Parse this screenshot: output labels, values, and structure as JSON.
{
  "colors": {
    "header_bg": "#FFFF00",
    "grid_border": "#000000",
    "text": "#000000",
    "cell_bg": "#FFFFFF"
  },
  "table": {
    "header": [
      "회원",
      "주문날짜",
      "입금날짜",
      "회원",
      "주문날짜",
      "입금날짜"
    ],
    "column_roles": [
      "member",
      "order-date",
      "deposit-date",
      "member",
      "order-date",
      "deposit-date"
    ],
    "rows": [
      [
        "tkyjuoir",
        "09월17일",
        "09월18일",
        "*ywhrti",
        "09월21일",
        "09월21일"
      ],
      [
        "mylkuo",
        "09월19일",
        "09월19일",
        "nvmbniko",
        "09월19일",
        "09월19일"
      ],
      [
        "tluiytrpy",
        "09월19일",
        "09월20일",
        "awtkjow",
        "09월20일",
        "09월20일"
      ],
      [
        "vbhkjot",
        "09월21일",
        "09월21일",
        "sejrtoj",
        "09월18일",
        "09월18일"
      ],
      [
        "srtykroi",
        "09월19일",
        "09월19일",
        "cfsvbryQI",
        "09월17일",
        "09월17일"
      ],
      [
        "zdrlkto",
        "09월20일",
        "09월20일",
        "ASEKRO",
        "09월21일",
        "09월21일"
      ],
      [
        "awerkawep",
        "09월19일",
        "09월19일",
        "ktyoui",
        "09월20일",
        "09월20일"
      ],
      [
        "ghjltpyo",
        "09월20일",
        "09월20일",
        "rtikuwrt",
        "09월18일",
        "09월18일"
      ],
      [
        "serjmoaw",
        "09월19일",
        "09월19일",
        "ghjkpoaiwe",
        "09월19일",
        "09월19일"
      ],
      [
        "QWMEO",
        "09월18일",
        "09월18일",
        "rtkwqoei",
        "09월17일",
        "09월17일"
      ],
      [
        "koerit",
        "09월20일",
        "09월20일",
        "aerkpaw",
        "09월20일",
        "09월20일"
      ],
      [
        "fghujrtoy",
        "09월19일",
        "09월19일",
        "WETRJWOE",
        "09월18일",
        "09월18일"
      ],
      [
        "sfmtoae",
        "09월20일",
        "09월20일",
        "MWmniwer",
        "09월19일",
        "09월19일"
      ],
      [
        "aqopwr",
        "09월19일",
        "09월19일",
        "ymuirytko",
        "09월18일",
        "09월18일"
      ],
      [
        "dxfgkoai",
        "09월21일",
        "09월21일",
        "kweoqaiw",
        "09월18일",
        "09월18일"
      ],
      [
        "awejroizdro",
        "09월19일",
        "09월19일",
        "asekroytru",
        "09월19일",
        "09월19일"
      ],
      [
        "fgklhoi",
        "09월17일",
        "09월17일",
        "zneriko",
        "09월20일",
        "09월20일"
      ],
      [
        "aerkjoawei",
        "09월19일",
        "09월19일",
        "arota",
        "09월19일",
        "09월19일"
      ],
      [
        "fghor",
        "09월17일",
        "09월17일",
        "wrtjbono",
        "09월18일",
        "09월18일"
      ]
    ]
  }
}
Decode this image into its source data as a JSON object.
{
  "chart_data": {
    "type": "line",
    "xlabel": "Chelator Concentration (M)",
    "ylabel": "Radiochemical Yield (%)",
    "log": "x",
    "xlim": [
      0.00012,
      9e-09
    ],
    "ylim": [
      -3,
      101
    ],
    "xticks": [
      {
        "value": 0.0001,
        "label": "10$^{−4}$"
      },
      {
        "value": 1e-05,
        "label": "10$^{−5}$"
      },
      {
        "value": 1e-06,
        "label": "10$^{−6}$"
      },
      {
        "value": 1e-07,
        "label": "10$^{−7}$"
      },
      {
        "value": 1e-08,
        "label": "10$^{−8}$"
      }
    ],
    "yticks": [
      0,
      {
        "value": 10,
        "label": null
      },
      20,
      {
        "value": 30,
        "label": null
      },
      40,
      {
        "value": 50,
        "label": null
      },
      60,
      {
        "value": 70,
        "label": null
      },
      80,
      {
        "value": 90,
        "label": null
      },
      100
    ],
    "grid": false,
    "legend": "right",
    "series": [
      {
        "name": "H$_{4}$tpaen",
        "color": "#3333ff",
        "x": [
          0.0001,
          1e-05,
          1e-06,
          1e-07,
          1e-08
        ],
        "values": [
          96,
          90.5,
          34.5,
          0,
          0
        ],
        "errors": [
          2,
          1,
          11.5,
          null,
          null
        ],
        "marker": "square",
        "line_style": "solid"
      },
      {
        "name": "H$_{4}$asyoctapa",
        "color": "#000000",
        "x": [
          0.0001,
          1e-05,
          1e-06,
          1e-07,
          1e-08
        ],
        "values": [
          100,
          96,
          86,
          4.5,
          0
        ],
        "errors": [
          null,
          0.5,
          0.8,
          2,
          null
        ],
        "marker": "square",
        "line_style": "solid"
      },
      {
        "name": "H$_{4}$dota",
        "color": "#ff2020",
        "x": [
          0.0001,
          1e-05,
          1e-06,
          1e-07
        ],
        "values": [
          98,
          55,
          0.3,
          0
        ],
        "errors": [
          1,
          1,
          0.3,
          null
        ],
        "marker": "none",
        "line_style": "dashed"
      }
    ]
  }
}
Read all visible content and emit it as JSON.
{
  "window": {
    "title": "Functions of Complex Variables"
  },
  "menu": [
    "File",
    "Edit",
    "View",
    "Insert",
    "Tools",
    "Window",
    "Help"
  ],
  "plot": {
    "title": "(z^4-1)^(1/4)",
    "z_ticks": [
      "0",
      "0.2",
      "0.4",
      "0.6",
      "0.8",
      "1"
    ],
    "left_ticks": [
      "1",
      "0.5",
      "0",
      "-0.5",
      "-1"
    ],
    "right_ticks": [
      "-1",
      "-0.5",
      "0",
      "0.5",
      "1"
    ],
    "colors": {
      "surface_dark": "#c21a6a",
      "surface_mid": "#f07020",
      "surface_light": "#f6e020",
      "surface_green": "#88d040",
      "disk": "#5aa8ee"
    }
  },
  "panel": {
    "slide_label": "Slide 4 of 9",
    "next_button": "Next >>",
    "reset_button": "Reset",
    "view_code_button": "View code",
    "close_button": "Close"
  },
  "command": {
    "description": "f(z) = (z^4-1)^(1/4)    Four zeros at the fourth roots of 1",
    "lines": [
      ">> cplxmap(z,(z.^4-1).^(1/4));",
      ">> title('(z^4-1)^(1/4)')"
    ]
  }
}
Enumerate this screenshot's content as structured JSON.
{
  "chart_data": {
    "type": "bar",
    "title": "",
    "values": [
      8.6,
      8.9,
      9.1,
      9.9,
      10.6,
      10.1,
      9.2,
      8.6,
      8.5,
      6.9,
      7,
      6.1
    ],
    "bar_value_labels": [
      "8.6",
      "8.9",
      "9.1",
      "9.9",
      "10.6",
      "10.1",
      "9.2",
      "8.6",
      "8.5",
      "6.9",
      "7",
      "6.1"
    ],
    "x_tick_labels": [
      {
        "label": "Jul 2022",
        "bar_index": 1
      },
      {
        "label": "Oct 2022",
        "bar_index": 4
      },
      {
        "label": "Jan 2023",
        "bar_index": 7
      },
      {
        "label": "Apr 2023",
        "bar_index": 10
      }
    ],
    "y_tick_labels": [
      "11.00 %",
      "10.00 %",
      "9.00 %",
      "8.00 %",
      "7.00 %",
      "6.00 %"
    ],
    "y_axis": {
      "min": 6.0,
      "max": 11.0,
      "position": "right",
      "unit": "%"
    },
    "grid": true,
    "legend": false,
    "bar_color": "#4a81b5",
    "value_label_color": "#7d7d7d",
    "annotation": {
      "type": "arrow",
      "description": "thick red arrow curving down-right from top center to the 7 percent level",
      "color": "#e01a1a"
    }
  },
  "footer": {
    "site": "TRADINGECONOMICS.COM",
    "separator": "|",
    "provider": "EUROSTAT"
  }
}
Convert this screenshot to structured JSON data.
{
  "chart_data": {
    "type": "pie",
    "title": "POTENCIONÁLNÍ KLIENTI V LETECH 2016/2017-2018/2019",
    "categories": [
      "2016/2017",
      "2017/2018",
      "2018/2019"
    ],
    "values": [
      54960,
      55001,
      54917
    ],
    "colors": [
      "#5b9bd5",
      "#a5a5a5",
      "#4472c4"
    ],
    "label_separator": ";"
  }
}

====

#### Task brief
Among the lines of the data, identify those with the word "description". Copy each of them.

#### Correct result
    "description": "f(z) = (z^4-1)^(1/4)    Four zeros at the fourth roots of 1",
      "description": "thick red arrow curving down-right from top center to the 7 percent level",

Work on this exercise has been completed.